** Start Supplied data **
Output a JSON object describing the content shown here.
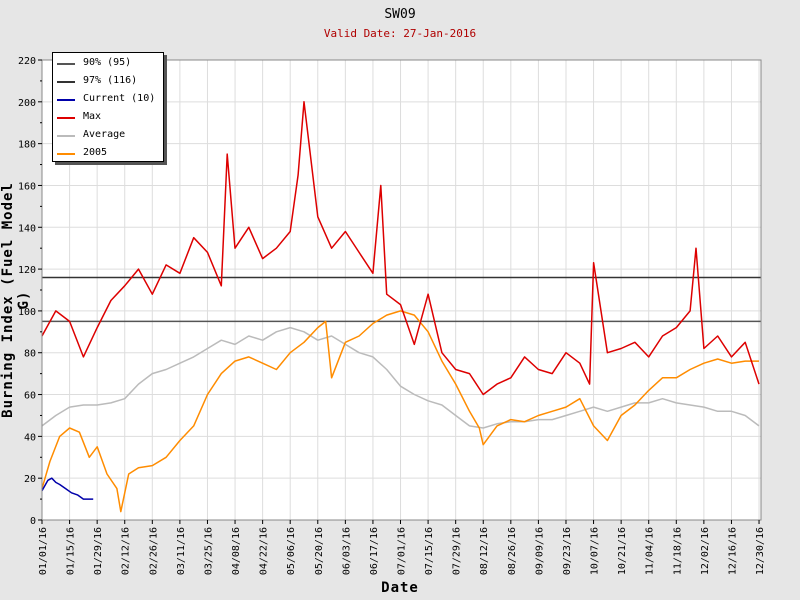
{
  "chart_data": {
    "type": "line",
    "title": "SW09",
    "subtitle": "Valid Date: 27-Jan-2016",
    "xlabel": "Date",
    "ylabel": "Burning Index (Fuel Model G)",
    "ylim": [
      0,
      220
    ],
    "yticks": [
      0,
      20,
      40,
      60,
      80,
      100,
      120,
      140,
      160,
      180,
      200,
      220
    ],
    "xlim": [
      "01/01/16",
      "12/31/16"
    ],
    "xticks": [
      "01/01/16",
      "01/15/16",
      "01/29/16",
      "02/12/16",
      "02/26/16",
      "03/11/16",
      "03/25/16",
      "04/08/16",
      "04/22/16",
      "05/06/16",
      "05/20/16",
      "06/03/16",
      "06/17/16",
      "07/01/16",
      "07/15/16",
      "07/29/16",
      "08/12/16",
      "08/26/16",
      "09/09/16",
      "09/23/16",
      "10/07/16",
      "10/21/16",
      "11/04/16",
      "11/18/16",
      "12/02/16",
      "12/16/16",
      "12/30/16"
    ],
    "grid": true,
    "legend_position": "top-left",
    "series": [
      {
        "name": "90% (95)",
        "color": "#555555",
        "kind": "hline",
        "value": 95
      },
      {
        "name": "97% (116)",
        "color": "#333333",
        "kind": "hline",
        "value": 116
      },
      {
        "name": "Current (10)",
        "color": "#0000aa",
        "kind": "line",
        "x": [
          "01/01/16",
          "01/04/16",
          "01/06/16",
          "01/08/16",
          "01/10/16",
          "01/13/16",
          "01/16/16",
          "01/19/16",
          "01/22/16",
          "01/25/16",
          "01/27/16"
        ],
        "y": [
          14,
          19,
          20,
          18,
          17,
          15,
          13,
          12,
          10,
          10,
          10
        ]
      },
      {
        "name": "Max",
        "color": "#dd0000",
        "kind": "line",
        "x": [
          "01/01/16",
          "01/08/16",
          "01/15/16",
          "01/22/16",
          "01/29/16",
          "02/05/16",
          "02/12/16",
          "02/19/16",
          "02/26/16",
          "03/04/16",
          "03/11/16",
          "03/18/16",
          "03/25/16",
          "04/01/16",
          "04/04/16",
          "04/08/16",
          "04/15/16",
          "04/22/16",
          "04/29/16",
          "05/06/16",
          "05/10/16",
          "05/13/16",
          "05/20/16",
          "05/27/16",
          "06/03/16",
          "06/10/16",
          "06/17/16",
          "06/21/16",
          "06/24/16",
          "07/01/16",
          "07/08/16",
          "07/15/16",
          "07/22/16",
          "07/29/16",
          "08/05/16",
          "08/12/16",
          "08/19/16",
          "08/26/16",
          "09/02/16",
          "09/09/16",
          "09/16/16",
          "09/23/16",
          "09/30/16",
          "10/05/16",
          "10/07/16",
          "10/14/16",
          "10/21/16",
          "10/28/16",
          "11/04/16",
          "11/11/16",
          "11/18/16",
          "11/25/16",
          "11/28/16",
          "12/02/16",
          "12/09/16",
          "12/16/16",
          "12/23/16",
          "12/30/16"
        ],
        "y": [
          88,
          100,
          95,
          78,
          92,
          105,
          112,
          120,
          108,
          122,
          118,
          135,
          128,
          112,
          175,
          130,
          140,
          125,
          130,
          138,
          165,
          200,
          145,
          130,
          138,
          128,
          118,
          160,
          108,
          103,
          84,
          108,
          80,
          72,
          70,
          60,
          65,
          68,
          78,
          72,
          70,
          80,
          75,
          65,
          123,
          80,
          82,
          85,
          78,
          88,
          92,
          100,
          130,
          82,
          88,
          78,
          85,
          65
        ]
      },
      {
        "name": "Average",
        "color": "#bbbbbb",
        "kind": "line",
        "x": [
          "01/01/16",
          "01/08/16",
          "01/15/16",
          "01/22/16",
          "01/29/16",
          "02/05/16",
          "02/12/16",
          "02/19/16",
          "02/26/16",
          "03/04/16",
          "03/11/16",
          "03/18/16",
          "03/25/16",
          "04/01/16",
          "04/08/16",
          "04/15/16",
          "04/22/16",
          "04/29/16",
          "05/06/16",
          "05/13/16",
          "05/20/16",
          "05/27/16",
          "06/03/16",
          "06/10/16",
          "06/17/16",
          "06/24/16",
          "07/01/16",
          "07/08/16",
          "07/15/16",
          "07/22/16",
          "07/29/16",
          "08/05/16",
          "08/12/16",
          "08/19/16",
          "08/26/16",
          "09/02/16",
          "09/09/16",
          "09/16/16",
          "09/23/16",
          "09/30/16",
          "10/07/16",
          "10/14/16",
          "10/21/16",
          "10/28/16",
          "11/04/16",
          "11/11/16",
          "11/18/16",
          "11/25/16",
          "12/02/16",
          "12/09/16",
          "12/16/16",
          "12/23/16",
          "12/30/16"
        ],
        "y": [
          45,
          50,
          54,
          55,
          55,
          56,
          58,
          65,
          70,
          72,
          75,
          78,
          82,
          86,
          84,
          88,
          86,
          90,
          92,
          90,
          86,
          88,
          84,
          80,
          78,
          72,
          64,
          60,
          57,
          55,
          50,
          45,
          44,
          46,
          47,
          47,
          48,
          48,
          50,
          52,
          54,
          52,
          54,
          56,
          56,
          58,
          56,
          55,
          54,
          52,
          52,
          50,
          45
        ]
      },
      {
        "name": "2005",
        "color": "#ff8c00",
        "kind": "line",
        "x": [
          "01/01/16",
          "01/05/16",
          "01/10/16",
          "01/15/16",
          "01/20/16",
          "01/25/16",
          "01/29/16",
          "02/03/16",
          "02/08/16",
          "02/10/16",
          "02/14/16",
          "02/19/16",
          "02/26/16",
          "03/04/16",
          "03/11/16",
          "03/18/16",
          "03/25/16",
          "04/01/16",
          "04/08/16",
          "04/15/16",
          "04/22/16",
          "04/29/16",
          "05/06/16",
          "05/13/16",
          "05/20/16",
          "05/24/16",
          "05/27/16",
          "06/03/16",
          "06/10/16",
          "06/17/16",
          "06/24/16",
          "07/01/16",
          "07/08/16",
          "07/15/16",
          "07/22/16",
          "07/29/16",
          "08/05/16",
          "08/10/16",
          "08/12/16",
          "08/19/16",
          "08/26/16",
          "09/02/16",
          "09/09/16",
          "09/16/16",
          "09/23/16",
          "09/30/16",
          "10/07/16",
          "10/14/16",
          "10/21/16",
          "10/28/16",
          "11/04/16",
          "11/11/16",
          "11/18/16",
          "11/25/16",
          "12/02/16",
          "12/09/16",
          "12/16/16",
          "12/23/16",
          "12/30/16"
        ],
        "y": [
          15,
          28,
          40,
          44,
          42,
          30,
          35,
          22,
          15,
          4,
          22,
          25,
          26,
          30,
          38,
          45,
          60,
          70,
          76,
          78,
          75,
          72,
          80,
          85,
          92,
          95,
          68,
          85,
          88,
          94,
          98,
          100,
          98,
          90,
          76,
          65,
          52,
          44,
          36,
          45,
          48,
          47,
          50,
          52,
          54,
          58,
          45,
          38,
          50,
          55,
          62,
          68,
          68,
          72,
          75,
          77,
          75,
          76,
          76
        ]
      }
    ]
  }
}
** End Supplied data **
** Start Supplied data **
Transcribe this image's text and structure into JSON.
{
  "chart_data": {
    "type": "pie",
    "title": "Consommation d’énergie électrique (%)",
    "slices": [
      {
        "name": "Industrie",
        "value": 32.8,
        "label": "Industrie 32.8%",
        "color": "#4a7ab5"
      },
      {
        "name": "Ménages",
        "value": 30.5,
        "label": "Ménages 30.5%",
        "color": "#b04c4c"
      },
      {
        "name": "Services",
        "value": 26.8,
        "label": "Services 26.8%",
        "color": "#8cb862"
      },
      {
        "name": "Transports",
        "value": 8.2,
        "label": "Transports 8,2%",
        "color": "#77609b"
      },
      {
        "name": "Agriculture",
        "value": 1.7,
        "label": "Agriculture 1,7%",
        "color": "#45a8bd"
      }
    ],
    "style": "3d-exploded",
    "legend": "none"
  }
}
** End Supplied data **
- Written task -
Search the data for "value". Copy every line that has it.

- Answer to this problem -
        "value": 95
        "value": 116
        "value": 32.8,
        "value": 30.5,
        "value": 26.8,
        "value": 8.2,
        "value": 1.7,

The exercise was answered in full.